(Extracted records)
________________________

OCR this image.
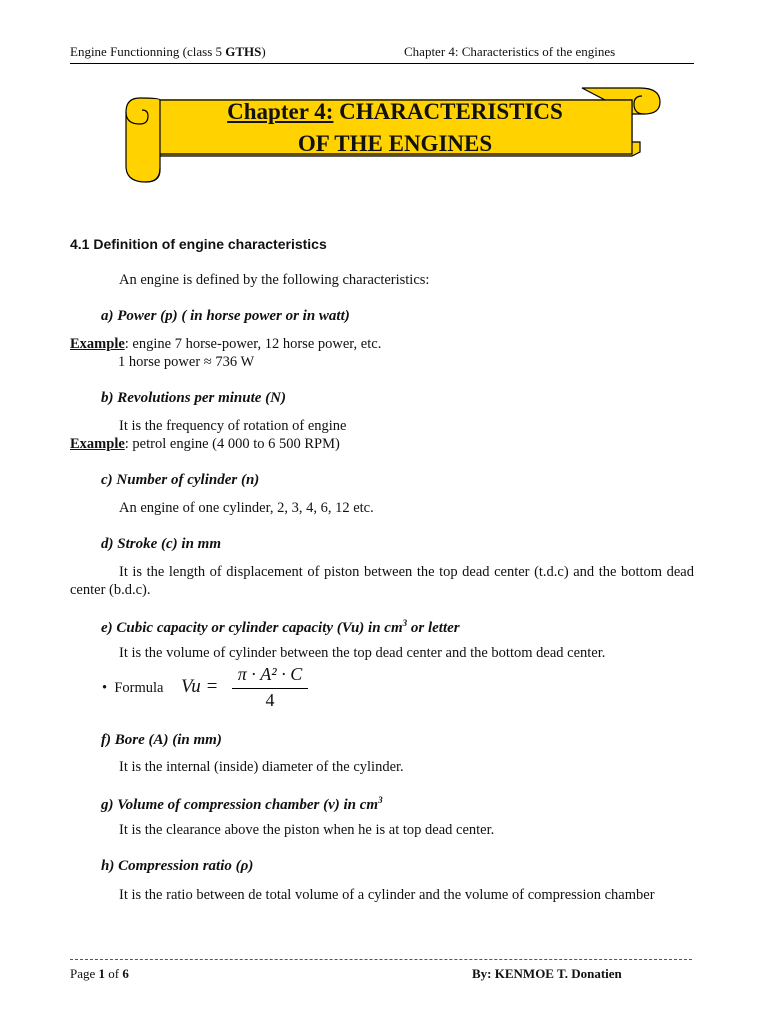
Engine Functionning (class 5 GTHS)	Chapter 4: Characteristics of the engines
Chapter 4: CHARACTERISTICS
OF THE ENGINES
4.1 Definition of engine characteristics
An engine is defined by the following characteristics:
a) Power (p) ( in horse power or in watt)
Example: engine 7 horse-power, 12 horse power, etc.
1 horse power ≈ 736 W
b) Revolutions per minute (N)
It is the frequency of rotation of engine
Example: petrol engine (4 000 to 6 500 RPM)
c) Number of cylinder (n)
An engine of one cylinder, 2, 3, 4, 6, 12 etc.
d) Stroke (c) in mm
It is the length of displacement of piston between the top dead center (t.d.c) and the bottom dead center (b.d.c).
e) Cubic capacity or cylinder capacity (Vu) in $cm^3$ or letter
It is the volume of cylinder between the top dead center and the bottom dead center.
•  Formula Vu =
π · A² · C
4
f) Bore (A) (in mm)
It is the internal (inside) diameter of the cylinder.
g) Volume of compression chamber (v) in $cm^3$
It is the clearance above the piston when he is at top dead center.
h) Compression ratio (ρ)
It is the ratio between de total volume of a cylinder and the volume of compression chamber
Page 1 of 6	By: KENMOE T. Donatien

________________________

• _DESCRIPTION OF THE TASK_
Return the material word for word. Pictures are not part of the copy.

• _SOLUTION FOR THIS PROBLEM_
OCR this image.
Engine Functionning (class 5 GTHS)	Chapter 4: Characteristics of the engines
Chapter 4: CHARACTERISTICS
OF THE ENGINES
4.1 Definition of engine characteristics
An engine is defined by the following characteristics:
a) Power (p) ( in horse power or in watt)
Example: engine 7 horse-power, 12 horse power, etc.
1 horse power ≈ 736 W
b) Revolutions per minute (N)
It is the frequency of rotation of engine
Example: petrol engine (4 000 to 6 500 RPM)
c) Number of cylinder (n)
An engine of one cylinder, 2, 3, 4, 6, 12 etc.
d) Stroke (c) in mm
It is the length of displacement of piston between the top dead center (t.d.c) and the bottom dead center (b.d.c).
e) Cubic capacity or cylinder capacity (Vu) in $cm^3$ or letter
It is the volume of cylinder between the top dead center and the bottom dead center.
•  Formula Vu =
π · A² · C
4
f) Bore (A) (in mm)
It is the internal (inside) diameter of the cylinder.
g) Volume of compression chamber (v) in $cm^3$
It is the clearance above the piston when he is at top dead center.
h) Compression ratio (ρ)
It is the ratio between de total volume of a cylinder and the volume of compression chamber
Page 1 of 6	By: KENMOE T. Donatien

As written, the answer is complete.